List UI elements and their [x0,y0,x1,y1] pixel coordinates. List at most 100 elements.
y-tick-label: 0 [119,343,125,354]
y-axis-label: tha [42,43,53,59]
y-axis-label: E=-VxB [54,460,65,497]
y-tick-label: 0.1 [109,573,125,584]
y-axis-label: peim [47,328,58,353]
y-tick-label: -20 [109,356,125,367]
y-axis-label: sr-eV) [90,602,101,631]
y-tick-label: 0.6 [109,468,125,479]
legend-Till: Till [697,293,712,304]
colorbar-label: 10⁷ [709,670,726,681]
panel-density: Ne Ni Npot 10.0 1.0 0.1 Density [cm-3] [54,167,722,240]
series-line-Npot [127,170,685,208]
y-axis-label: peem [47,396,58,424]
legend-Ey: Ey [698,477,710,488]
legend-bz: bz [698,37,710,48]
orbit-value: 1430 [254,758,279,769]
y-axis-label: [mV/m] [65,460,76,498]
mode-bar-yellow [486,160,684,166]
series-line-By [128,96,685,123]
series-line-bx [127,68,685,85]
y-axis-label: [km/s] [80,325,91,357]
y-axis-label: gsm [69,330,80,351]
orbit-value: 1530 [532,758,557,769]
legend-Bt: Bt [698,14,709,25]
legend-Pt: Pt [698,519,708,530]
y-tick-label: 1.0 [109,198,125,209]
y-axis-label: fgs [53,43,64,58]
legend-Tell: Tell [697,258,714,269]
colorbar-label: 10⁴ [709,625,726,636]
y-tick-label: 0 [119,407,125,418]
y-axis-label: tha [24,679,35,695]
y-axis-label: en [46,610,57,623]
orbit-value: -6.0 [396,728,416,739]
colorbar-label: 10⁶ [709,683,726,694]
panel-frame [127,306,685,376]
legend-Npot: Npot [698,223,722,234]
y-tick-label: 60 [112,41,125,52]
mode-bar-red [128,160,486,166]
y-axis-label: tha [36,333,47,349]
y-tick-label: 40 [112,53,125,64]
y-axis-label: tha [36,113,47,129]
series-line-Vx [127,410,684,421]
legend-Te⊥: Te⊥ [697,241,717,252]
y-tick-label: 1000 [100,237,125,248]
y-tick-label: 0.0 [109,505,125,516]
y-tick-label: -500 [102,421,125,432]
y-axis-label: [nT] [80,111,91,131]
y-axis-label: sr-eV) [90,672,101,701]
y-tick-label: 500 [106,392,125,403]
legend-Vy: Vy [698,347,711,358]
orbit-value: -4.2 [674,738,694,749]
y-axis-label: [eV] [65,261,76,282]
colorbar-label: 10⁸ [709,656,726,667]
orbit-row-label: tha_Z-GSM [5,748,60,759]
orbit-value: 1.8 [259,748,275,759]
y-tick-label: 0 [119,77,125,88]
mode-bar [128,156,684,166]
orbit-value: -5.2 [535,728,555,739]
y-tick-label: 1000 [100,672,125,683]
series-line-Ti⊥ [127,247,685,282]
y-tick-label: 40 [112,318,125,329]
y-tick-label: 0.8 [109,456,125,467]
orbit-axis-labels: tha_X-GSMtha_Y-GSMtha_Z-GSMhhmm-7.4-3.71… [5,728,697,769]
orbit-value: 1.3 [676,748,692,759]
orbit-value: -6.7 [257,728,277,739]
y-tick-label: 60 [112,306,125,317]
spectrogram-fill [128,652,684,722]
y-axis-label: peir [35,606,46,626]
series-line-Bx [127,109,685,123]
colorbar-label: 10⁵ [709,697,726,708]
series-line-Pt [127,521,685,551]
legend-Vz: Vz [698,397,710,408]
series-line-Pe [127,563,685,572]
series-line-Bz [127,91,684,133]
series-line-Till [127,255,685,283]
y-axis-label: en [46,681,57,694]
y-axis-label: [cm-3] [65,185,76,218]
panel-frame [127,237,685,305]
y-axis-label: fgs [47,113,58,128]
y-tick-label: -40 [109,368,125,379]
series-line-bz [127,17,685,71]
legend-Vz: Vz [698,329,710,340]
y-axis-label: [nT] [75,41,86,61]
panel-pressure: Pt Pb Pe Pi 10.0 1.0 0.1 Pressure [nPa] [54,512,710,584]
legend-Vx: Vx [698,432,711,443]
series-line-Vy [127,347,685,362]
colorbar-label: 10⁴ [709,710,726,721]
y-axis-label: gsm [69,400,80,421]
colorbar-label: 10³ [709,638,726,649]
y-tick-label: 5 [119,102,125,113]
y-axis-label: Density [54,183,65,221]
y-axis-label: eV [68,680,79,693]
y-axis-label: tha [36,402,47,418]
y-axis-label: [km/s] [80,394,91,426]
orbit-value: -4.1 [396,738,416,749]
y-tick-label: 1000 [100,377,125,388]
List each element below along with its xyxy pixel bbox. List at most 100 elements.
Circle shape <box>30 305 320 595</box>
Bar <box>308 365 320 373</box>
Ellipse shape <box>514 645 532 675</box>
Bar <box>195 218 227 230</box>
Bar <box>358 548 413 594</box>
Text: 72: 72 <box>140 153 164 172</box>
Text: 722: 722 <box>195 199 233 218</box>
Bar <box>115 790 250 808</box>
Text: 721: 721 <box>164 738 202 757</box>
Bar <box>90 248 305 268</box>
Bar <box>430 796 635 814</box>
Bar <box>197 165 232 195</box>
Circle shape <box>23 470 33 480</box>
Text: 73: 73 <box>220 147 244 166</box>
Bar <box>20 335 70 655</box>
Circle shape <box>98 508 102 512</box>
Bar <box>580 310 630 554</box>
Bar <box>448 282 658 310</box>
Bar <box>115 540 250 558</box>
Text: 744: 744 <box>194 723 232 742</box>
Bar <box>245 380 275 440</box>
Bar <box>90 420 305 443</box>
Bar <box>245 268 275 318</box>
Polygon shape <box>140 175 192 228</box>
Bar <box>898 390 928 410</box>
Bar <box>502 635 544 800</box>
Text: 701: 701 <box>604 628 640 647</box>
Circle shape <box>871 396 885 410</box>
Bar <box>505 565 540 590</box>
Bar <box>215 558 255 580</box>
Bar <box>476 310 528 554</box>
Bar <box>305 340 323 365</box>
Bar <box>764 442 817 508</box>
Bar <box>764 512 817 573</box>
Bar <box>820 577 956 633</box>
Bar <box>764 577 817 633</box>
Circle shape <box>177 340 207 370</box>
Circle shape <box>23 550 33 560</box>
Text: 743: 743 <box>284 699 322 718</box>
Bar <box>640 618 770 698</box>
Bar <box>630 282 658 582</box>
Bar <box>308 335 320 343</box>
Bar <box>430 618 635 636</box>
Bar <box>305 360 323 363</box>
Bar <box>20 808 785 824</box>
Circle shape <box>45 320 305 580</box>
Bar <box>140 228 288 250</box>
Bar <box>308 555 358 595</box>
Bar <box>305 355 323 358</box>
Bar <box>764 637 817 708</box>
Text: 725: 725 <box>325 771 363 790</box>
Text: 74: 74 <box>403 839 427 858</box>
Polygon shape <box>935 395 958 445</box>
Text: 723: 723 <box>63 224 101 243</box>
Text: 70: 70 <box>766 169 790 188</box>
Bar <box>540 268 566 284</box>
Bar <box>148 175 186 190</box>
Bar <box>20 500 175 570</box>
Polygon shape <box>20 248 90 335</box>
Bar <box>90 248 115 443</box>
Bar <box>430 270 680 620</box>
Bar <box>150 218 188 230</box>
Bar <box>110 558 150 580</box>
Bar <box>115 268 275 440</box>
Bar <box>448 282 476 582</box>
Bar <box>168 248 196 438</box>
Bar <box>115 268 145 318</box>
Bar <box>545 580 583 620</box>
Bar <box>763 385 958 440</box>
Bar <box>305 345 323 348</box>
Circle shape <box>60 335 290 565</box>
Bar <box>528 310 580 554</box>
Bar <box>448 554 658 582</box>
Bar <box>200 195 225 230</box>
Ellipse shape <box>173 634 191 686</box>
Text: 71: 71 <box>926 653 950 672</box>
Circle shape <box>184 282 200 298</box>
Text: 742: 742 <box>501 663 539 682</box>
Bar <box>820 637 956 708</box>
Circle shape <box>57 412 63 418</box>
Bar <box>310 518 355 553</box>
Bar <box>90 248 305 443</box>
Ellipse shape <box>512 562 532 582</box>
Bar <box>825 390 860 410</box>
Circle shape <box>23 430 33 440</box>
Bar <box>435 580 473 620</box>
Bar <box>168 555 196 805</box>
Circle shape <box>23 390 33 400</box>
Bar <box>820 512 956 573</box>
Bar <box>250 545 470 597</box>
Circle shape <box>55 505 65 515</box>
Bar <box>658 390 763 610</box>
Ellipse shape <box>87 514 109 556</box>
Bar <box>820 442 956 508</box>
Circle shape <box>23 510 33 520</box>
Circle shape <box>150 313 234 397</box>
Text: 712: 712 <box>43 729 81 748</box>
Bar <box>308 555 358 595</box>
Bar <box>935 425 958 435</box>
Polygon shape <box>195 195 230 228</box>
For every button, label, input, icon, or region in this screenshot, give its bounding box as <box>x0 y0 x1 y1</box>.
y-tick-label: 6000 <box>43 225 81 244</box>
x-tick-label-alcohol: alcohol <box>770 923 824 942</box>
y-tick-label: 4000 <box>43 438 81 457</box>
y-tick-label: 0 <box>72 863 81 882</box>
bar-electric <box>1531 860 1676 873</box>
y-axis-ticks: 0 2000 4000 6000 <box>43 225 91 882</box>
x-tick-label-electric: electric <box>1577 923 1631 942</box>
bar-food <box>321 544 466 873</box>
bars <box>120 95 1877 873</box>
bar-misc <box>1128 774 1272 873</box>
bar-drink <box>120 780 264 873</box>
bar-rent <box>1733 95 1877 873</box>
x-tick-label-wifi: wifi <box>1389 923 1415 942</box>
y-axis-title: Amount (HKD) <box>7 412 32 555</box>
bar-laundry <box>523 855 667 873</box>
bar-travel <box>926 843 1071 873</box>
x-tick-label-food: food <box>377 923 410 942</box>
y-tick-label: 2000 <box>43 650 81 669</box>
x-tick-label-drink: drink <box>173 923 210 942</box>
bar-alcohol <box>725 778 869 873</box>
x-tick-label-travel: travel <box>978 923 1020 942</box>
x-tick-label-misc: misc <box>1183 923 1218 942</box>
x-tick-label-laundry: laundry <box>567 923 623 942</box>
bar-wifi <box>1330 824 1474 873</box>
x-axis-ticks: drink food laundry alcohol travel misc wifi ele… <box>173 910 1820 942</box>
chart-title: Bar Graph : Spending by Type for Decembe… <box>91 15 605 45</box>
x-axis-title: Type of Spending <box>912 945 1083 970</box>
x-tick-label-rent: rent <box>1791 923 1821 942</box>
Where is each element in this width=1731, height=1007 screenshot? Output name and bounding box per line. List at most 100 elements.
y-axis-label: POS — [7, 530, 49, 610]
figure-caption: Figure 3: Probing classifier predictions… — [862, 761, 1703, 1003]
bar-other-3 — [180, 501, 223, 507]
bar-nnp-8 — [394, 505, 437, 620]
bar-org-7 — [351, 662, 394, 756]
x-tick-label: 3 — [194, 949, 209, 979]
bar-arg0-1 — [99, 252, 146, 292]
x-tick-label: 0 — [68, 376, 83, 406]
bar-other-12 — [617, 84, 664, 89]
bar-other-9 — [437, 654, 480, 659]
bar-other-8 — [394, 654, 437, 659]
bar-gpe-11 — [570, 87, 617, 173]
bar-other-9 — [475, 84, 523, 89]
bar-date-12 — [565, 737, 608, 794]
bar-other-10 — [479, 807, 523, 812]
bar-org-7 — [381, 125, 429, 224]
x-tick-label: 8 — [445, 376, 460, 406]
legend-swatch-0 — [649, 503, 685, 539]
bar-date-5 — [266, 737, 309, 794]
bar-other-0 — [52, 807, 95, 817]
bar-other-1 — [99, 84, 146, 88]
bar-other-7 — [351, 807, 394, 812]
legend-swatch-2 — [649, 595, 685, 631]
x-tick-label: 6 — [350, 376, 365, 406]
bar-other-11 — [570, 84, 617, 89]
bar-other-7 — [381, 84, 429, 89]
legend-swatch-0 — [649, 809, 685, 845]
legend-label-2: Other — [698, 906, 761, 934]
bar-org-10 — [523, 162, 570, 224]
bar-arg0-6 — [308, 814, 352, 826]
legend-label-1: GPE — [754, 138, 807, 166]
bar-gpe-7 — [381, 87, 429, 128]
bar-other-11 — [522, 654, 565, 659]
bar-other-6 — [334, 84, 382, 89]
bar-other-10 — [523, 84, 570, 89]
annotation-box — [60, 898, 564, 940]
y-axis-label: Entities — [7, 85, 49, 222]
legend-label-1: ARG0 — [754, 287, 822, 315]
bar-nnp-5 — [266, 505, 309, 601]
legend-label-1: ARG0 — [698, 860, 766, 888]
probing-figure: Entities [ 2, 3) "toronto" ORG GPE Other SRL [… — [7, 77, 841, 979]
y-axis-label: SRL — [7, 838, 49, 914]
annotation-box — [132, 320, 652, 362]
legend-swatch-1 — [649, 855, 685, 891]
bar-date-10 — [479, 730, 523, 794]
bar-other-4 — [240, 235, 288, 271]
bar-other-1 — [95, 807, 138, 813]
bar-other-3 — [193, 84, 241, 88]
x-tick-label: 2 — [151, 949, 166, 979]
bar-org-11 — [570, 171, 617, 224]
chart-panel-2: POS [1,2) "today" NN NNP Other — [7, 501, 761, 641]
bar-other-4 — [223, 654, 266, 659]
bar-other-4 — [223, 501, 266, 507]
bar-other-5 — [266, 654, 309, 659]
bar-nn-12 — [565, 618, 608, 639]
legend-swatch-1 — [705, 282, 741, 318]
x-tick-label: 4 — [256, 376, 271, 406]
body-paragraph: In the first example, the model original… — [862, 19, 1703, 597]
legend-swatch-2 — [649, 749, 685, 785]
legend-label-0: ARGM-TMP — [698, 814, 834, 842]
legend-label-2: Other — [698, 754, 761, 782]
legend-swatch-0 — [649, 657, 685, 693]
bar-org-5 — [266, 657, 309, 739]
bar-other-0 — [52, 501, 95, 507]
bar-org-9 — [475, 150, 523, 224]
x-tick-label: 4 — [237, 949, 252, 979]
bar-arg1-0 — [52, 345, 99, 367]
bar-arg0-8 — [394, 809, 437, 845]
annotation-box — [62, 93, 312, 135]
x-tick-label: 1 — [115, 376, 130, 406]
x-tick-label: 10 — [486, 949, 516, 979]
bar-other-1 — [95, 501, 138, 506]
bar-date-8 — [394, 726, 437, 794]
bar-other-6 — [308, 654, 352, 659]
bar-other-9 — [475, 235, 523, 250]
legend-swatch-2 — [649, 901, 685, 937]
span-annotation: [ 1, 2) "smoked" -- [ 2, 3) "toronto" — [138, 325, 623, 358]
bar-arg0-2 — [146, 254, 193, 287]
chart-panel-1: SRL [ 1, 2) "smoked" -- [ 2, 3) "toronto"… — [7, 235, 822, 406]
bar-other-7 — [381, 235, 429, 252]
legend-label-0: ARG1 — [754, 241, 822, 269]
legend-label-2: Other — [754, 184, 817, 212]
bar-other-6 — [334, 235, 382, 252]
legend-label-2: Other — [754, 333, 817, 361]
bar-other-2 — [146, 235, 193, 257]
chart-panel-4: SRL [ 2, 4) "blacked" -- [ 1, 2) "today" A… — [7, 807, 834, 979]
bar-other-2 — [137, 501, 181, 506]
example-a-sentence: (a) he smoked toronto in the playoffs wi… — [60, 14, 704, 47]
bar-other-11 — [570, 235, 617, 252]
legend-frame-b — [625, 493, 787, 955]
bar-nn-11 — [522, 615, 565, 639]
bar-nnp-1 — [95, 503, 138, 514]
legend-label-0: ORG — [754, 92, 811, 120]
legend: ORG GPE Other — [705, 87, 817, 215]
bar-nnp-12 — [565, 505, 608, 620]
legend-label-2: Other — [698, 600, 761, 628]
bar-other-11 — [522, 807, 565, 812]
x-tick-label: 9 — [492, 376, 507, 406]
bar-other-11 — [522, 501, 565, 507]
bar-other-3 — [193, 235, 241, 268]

PROBLEM: Could you change "panel-density" to "panel-plasma-density" in the data from its start through the line containing "y-axis-label: [mV/m] [65,460,76,498]", leaving everything else the same, and give back only those lines?

ANSWER FOR THE TASK:
List UI elements and their [x0,y0,x1,y1] pixel coordinates. List at most 100 elements.
y-tick-label: 0 [119,343,125,354]
y-axis-label: tha [42,43,53,59]
y-axis-label: E=-VxB [54,460,65,497]
y-tick-label: 0.1 [109,573,125,584]
y-axis-label: peim [47,328,58,353]
y-tick-label: -20 [109,356,125,367]
y-axis-label: sr-eV) [90,602,101,631]
y-tick-label: 0.6 [109,468,125,479]
legend-Till: Till [697,293,712,304]
colorbar-label: 10⁷ [709,670,726,681]
panel-plasma-density: Ne Ni Npot 10.0 1.0 0.1 Density [cm-3] [54,167,722,240]
series-line-Npot [127,170,685,208]
y-axis-label: peem [47,396,58,424]
legend-Ey: Ey [698,477,710,488]
legend-bz: bz [698,37,710,48]
orbit-value: 1430 [254,758,279,769]
y-axis-label: [mV/m] [65,460,76,498]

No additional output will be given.